Below are records. Copy every line with "color" in it.
Start DATA LISTING
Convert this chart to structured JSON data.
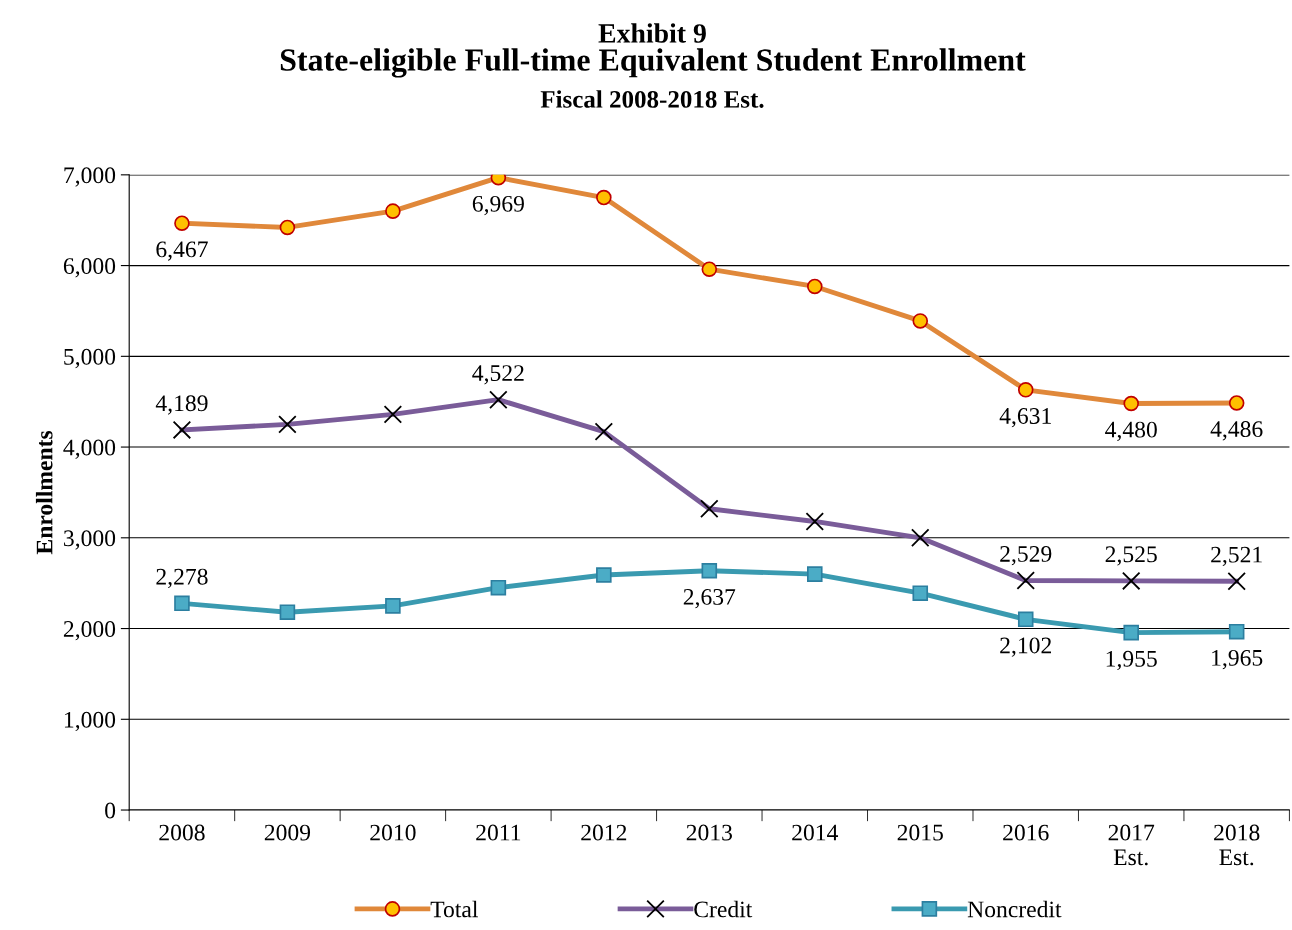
{
  "chart_data": {
    "type": "line",
    "title": "Exhibit 9",
    "subtitle": "State-eligible Full-time Equivalent Student Enrollment\nFiscal 2008-2018 Est.",
    "ylabel": "Enrollments",
    "categories": [
      "2008",
      "2009",
      "2010",
      "2011",
      "2012",
      "2013",
      "2014",
      "2015",
      "2016",
      "2017\nEst.",
      "2018\nEst."
    ],
    "series": [
      {
        "name": "Total",
        "color": "#e0883a",
        "marker": "circle",
        "values": [
          6467,
          6420,
          6600,
          6969,
          6750,
          5960,
          5770,
          5390,
          4631,
          4480,
          4486
        ],
        "value_labels": [
          "6,467",
          null,
          null,
          "6,969",
          null,
          null,
          null,
          null,
          "4,631",
          "4,480",
          "4,486"
        ]
      },
      {
        "name": "Credit",
        "color": "#7a5c99",
        "marker": "cross",
        "values": [
          4189,
          4250,
          4360,
          4522,
          4170,
          3320,
          3180,
          3000,
          2529,
          2525,
          2521
        ],
        "value_labels": [
          "4,189",
          null,
          null,
          "4,522",
          null,
          null,
          null,
          null,
          "2,529",
          "2,525",
          "2,521"
        ]
      },
      {
        "name": "Noncredit",
        "color": "#3a9ab0",
        "marker": "square",
        "values": [
          2278,
          2180,
          2250,
          2450,
          2590,
          2637,
          2600,
          2390,
          2102,
          1955,
          1965
        ],
        "value_labels": [
          "2,278",
          null,
          null,
          null,
          null,
          "2,637",
          null,
          null,
          "2,102",
          "1,955",
          "1,965"
        ]
      }
    ],
    "ylim": [
      0,
      7000
    ],
    "yticks": [
      {
        "value": 0,
        "label": "0"
      },
      {
        "value": 1000,
        "label": "1,000"
      },
      {
        "value": 2000,
        "label": "2,000"
      },
      {
        "value": 3000,
        "label": "3,000"
      },
      {
        "value": 4000,
        "label": "4,000"
      },
      {
        "value": 5000,
        "label": "5,000"
      },
      {
        "value": 6000,
        "label": "6,000"
      },
      {
        "value": 7000,
        "label": "7,000"
      }
    ],
    "grid": "y",
    "legend": "bottom"
  }
}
End DATA LISTING
= EXERCISE RESPONSE =
        "color": "#e0883a",
        "color": "#7a5c99",
        "color": "#3a9ab0",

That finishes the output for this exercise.